▸ **Exercise requirements**: In full and without alteration, give the listing again.
******************************
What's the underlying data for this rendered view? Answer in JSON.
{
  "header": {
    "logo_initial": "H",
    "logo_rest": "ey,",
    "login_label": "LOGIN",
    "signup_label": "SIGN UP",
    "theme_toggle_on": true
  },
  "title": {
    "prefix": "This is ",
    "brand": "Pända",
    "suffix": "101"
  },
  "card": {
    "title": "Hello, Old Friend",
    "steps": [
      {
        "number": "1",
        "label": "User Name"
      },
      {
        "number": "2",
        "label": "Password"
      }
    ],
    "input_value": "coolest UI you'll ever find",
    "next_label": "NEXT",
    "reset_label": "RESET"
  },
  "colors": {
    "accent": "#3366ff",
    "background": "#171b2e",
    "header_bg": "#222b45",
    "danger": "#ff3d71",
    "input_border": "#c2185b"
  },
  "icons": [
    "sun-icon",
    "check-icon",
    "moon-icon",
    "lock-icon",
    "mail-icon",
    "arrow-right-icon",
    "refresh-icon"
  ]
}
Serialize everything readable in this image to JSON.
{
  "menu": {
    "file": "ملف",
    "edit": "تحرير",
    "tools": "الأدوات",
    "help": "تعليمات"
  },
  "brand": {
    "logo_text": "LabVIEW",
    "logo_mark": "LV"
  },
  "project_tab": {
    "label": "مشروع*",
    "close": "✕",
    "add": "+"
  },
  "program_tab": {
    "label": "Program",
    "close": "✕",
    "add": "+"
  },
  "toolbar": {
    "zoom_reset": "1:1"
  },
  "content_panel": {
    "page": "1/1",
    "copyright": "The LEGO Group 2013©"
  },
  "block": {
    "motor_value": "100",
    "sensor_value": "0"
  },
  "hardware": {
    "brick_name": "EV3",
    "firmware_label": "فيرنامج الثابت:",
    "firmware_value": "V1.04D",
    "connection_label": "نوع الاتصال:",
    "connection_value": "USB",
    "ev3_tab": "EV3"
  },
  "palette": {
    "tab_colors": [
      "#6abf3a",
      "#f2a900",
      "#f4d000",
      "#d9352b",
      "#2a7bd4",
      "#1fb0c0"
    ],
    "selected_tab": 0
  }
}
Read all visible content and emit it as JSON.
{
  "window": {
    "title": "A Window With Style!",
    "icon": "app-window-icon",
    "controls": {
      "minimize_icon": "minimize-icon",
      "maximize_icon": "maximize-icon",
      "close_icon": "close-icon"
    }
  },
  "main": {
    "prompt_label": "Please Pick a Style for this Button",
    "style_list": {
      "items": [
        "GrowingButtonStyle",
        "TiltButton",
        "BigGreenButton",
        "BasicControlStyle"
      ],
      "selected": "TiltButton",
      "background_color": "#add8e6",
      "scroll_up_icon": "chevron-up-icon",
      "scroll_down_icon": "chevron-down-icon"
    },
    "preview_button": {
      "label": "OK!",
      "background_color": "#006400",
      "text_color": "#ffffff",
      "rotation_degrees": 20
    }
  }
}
******************************
▸ **Task response**:
What's the underlying data for this rendered view? Answer in JSON.
{
  "header": {
    "logo_initial": "H",
    "logo_rest": "ey,",
    "login_label": "LOGIN",
    "signup_label": "SIGN UP",
    "theme_toggle_on": true
  },
  "title": {
    "prefix": "This is ",
    "brand": "Pända",
    "suffix": "101"
  },
  "card": {
    "title": "Hello, Old Friend",
    "steps": [
      {
        "number": "1",
        "label": "User Name"
      },
      {
        "number": "2",
        "label": "Password"
      }
    ],
    "input_value": "coolest UI you'll ever find",
    "next_label": "NEXT",
    "reset_label": "RESET"
  },
  "colors": {
    "accent": "#3366ff",
    "background": "#171b2e",
    "header_bg": "#222b45",
    "danger": "#ff3d71",
    "input_border": "#c2185b"
  },
  "icons": [
    "sun-icon",
    "check-icon",
    "moon-icon",
    "lock-icon",
    "mail-icon",
    "arrow-right-icon",
    "refresh-icon"
  ]
}
Serialize everything readable in this image to JSON.
{
  "menu": {
    "file": "ملف",
    "edit": "تحرير",
    "tools": "الأدوات",
    "help": "تعليمات"
  },
  "brand": {
    "logo_text": "LabVIEW",
    "logo_mark": "LV"
  },
  "project_tab": {
    "label": "مشروع*",
    "close": "✕",
    "add": "+"
  },
  "program_tab": {
    "label": "Program",
    "close": "✕",
    "add": "+"
  },
  "toolbar": {
    "zoom_reset": "1:1"
  },
  "content_panel": {
    "page": "1/1",
    "copyright": "The LEGO Group 2013©"
  },
  "block": {
    "motor_value": "100",
    "sensor_value": "0"
  },
  "hardware": {
    "brick_name": "EV3",
    "firmware_label": "فيرنامج الثابت:",
    "firmware_value": "V1.04D",
    "connection_label": "نوع الاتصال:",
    "connection_value": "USB",
    "ev3_tab": "EV3"
  },
  "palette": {
    "tab_colors": [
      "#6abf3a",
      "#f2a900",
      "#f4d000",
      "#d9352b",
      "#2a7bd4",
      "#1fb0c0"
    ],
    "selected_tab": 0
  }
}
Read all visible content and emit it as JSON.
{
  "window": {
    "title": "A Window With Style!",
    "icon": "app-window-icon",
    "controls": {
      "minimize_icon": "minimize-icon",
      "maximize_icon": "maximize-icon",
      "close_icon": "close-icon"
    }
  },
  "main": {
    "prompt_label": "Please Pick a Style for this Button",
    "style_list": {
      "items": [
        "GrowingButtonStyle",
        "TiltButton",
        "BigGreenButton",
        "BasicControlStyle"
      ],
      "selected": "TiltButton",
      "background_color": "#add8e6",
      "scroll_up_icon": "chevron-up-icon",
      "scroll_down_icon": "chevron-down-icon"
    },
    "preview_button": {
      "label": "OK!",
      "background_color": "#006400",
      "text_color": "#ffffff",
      "rotation_degrees": 20
    }
  }
}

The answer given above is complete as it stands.